Records from a data source:
^^^^

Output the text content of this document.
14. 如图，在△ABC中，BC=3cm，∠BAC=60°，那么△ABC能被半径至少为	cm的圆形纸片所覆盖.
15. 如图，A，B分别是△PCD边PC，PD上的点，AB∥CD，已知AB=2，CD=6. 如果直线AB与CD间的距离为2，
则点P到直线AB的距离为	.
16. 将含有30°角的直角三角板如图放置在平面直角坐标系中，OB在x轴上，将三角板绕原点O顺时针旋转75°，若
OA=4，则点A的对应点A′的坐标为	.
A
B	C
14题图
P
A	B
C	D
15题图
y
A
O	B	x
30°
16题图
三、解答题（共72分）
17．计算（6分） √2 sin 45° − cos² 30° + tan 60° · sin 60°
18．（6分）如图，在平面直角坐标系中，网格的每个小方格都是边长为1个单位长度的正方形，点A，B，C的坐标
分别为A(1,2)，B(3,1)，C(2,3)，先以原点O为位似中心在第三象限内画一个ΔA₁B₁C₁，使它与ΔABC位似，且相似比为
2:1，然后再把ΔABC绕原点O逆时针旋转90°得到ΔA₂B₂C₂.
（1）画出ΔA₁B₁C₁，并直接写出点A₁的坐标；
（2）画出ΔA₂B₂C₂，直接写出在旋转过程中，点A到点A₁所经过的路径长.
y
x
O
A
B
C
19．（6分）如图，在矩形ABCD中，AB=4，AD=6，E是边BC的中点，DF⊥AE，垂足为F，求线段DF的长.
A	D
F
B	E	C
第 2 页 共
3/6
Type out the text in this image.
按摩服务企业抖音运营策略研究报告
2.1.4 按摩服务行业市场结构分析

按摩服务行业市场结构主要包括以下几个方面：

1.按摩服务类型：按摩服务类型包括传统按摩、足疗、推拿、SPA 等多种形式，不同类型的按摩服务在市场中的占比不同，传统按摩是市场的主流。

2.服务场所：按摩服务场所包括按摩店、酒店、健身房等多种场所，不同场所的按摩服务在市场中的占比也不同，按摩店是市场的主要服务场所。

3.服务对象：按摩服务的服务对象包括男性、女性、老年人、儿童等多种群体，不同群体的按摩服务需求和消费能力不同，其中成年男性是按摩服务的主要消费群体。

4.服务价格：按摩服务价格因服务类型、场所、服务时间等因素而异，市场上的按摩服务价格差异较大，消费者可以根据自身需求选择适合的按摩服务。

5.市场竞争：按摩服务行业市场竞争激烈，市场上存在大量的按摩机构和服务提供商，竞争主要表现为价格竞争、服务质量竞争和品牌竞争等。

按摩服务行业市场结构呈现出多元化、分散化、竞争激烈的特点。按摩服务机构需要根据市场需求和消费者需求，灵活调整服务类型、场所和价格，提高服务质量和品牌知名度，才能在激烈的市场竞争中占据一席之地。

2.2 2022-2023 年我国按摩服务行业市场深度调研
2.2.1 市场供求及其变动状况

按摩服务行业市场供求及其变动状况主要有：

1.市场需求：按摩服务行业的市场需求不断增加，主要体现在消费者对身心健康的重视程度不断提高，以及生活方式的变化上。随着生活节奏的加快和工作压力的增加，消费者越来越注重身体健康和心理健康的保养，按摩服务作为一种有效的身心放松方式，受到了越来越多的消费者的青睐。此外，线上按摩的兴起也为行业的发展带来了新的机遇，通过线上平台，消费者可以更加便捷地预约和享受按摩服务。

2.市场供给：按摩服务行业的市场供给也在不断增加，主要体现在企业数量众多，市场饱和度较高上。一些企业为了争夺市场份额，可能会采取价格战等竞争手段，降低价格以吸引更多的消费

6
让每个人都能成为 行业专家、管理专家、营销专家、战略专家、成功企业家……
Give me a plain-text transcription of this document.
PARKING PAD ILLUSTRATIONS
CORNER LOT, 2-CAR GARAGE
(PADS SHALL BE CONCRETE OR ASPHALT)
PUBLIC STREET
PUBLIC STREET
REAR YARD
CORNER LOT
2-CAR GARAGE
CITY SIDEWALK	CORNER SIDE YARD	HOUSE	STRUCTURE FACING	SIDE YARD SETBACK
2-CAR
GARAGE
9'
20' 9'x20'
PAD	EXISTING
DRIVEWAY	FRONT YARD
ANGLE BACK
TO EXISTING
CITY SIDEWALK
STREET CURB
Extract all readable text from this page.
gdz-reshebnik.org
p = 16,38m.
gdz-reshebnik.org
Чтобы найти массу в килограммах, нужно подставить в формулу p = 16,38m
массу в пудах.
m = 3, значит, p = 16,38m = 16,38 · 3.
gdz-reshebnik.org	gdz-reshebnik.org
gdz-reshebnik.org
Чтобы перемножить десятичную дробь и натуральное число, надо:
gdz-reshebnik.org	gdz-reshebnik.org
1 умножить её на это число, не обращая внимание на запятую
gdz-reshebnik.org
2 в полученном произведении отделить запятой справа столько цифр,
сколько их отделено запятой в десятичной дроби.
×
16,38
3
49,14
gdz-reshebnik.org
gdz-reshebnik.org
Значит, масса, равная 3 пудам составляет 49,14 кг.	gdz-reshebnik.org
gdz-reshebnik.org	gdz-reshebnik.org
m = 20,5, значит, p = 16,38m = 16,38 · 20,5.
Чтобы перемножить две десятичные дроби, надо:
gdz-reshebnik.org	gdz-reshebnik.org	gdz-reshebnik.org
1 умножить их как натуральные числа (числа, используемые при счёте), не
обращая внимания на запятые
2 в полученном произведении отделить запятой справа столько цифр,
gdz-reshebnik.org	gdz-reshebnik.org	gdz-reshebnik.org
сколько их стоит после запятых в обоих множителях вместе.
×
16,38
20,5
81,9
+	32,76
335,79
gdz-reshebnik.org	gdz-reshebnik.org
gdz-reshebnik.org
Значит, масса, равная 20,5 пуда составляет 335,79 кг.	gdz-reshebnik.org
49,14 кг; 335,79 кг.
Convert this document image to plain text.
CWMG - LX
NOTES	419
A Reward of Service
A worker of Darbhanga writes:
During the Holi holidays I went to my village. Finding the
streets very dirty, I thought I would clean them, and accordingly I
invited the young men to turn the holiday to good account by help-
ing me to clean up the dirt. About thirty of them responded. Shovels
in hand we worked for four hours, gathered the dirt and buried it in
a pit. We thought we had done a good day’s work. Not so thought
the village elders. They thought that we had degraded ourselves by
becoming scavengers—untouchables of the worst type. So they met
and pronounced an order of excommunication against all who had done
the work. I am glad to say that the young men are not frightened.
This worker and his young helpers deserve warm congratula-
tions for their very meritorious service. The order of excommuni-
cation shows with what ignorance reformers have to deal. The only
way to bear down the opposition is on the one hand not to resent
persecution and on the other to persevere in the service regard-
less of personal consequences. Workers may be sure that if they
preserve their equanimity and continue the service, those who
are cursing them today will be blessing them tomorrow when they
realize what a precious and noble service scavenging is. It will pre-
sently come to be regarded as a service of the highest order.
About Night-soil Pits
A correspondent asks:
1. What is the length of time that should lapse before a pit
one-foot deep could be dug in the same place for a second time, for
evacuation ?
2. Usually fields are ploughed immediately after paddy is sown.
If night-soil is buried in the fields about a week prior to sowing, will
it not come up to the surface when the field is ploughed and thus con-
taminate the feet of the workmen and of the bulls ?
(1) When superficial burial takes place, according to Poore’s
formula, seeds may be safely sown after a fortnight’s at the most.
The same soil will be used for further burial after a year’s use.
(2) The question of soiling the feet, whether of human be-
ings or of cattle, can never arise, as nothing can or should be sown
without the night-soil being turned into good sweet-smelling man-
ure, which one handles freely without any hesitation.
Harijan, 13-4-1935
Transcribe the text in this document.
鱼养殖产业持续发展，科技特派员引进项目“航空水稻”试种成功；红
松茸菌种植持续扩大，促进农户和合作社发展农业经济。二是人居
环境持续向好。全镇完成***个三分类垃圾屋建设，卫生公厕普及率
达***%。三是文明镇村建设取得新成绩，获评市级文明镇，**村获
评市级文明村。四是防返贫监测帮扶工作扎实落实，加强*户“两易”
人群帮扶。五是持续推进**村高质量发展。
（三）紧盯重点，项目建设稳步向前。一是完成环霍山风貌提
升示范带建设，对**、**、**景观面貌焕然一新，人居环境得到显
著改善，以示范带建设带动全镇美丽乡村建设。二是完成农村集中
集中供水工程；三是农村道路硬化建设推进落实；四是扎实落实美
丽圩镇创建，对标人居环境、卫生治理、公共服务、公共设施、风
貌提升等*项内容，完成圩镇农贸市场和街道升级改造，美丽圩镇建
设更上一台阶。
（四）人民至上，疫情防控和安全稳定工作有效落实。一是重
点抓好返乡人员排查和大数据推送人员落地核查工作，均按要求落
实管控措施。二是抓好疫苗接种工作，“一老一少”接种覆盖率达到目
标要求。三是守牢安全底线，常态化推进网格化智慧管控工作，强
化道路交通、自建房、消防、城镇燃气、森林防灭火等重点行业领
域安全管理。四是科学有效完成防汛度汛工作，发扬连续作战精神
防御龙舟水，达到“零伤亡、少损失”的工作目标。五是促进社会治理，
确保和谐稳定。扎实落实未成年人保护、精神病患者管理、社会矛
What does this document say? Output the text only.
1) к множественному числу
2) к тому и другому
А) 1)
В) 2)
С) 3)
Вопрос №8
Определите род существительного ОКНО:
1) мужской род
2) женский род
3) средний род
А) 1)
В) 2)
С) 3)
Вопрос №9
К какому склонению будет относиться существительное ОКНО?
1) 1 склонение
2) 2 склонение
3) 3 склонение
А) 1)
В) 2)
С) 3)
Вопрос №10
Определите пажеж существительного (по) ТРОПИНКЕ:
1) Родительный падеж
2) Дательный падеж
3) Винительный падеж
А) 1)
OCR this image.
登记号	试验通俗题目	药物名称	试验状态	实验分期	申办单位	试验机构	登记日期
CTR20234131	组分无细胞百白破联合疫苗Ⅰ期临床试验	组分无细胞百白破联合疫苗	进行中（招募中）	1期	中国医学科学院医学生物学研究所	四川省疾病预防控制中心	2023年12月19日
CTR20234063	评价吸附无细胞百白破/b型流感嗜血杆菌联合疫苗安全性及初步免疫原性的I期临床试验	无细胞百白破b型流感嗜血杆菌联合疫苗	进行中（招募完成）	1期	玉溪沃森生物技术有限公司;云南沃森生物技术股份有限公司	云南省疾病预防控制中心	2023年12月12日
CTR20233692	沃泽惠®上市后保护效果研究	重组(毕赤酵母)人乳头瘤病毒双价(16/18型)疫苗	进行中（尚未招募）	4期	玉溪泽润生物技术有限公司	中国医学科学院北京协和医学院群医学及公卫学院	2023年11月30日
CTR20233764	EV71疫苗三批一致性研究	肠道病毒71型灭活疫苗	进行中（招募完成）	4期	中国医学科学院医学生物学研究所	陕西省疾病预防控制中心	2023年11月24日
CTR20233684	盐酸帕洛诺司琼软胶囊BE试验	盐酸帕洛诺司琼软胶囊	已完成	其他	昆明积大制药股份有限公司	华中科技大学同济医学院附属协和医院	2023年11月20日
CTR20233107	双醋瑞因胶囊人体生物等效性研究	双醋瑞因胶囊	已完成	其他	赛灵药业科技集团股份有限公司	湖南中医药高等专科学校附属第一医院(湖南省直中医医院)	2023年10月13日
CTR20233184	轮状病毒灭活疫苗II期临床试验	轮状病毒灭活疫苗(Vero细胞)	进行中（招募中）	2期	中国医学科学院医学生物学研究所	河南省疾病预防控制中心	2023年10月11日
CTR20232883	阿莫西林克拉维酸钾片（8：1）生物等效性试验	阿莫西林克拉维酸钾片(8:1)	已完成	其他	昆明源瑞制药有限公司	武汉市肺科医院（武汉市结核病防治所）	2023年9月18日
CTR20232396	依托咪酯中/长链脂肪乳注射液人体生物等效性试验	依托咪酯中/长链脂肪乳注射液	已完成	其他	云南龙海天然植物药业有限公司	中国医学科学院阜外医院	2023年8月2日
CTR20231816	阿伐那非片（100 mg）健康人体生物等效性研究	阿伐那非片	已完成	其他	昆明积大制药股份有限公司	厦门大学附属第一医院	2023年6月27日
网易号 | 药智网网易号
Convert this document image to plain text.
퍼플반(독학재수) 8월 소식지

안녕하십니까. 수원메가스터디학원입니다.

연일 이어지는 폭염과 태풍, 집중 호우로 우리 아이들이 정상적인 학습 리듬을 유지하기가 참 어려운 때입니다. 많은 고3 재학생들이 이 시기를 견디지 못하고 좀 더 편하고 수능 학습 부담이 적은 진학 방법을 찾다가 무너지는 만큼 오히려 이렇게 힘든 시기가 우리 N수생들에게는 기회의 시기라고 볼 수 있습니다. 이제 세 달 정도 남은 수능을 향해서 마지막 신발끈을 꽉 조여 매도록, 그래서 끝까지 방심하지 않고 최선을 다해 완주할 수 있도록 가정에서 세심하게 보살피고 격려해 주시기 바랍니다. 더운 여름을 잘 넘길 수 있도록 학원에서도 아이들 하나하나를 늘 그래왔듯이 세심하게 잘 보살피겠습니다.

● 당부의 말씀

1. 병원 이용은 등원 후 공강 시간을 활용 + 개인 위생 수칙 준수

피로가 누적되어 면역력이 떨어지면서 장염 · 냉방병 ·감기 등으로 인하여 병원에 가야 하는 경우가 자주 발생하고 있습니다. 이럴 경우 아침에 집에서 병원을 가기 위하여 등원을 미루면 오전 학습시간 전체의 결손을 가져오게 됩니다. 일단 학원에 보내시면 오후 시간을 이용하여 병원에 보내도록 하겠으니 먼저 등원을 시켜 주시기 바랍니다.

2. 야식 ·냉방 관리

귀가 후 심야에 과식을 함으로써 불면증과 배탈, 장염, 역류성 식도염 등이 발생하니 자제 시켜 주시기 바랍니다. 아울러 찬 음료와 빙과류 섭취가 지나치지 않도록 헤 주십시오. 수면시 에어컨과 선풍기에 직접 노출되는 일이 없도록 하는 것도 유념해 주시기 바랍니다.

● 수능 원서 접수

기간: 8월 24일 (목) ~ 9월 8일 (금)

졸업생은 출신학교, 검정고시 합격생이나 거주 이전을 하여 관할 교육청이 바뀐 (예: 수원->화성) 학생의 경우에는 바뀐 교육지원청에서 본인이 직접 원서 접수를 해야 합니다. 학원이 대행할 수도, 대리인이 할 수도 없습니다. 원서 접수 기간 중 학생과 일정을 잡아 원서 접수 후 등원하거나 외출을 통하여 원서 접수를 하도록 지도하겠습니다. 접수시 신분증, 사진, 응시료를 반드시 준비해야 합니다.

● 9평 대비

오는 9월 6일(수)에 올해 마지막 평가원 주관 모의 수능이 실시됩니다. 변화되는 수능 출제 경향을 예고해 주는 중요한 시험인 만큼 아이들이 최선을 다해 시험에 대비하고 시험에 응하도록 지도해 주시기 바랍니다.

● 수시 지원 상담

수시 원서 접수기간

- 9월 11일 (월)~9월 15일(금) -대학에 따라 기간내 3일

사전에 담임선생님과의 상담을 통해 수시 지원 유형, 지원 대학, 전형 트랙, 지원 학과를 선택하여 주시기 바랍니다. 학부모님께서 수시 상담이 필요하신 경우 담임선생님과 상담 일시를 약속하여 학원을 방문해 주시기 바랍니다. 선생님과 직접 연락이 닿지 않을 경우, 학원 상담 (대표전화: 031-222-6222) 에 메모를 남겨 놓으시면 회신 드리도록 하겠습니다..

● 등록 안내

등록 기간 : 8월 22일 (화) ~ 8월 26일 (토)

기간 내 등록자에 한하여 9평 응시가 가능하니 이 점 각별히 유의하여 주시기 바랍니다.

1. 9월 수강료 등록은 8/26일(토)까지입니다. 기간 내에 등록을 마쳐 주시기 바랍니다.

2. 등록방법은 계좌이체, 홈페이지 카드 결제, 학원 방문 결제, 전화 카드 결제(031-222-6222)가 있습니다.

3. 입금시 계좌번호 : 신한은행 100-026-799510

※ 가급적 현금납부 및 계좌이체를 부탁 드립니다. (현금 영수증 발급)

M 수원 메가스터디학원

^^^^

**Task brief:**
Copy, from the material, each line that holds the string "число".

**The solution:**
Чтобы перемножить десятичную дробь и натуральное число, надо:
1 умножить её на это число, не обращая внимание на запятую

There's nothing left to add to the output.